### OBJECTIVE
Take each line containing "species" and report it exactly as written.

>> begin

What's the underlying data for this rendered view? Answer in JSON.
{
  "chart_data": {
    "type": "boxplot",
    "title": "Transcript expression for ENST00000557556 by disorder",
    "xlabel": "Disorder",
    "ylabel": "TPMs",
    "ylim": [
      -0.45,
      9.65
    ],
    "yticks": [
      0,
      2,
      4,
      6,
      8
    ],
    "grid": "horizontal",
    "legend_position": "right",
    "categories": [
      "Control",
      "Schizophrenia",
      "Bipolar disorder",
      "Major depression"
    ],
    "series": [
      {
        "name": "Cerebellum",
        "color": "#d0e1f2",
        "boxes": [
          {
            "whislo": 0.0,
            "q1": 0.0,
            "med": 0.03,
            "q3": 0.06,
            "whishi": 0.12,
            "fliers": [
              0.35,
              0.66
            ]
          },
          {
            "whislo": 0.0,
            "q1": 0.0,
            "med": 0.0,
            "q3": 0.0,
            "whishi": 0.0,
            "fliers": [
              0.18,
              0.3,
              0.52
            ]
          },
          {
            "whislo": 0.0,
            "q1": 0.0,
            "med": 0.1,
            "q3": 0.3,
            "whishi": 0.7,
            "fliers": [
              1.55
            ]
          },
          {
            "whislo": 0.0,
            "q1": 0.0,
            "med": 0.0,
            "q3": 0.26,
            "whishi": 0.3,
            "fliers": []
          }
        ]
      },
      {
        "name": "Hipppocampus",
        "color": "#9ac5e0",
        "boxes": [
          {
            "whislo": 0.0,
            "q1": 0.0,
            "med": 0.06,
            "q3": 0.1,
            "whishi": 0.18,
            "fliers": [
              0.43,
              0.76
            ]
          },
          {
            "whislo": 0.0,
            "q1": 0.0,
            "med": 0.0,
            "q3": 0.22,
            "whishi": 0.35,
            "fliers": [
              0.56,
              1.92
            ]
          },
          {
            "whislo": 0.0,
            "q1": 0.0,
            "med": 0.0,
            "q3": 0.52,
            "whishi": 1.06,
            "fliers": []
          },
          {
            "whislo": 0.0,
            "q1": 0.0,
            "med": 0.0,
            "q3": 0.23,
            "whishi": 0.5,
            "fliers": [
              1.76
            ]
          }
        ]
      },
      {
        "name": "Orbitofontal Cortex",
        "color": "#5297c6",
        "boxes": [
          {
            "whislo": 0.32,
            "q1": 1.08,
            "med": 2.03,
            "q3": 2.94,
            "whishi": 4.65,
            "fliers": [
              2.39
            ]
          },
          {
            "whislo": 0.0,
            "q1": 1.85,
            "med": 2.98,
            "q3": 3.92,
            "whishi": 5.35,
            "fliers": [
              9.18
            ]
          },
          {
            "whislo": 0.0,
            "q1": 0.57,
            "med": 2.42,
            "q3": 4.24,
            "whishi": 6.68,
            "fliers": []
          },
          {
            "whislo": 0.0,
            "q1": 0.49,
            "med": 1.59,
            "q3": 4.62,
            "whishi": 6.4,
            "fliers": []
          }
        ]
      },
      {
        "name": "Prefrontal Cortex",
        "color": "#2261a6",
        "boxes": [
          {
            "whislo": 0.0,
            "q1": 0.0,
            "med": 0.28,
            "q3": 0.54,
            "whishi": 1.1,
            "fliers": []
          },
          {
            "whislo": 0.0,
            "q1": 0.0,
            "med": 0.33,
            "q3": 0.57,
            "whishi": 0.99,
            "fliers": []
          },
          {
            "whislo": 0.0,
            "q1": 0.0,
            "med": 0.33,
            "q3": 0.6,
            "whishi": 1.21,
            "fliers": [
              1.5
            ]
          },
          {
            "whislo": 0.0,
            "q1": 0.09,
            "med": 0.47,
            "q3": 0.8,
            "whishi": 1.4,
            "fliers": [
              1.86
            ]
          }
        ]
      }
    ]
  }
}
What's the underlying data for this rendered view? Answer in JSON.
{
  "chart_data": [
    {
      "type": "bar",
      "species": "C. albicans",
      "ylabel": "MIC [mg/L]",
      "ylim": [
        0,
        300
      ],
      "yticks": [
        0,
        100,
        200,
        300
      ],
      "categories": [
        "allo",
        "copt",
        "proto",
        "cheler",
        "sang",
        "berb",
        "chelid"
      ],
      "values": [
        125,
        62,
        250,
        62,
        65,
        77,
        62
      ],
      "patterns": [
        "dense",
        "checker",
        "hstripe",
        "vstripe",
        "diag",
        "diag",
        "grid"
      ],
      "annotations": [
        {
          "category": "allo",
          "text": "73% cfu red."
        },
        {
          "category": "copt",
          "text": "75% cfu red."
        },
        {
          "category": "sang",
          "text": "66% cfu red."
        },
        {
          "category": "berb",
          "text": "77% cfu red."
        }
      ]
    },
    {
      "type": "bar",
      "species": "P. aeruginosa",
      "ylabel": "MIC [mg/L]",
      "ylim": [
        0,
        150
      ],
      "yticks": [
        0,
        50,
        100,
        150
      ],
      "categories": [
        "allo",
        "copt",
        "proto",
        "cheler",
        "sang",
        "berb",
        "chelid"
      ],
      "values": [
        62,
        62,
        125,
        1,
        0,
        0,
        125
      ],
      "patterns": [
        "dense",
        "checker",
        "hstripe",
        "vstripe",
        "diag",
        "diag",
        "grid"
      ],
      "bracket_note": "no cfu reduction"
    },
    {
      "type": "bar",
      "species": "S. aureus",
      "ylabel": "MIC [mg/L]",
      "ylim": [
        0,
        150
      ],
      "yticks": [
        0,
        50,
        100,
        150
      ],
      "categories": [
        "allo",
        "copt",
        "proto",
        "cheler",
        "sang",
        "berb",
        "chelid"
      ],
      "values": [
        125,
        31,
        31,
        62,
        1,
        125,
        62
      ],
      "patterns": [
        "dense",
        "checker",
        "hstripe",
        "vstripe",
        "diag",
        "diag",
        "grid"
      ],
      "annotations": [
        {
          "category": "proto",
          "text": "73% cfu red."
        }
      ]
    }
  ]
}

>> end

### RESULT FOR THIS EXERCISE
      "species": "C. albicans",
      "species": "P. aeruginosa",
      "species": "S. aureus",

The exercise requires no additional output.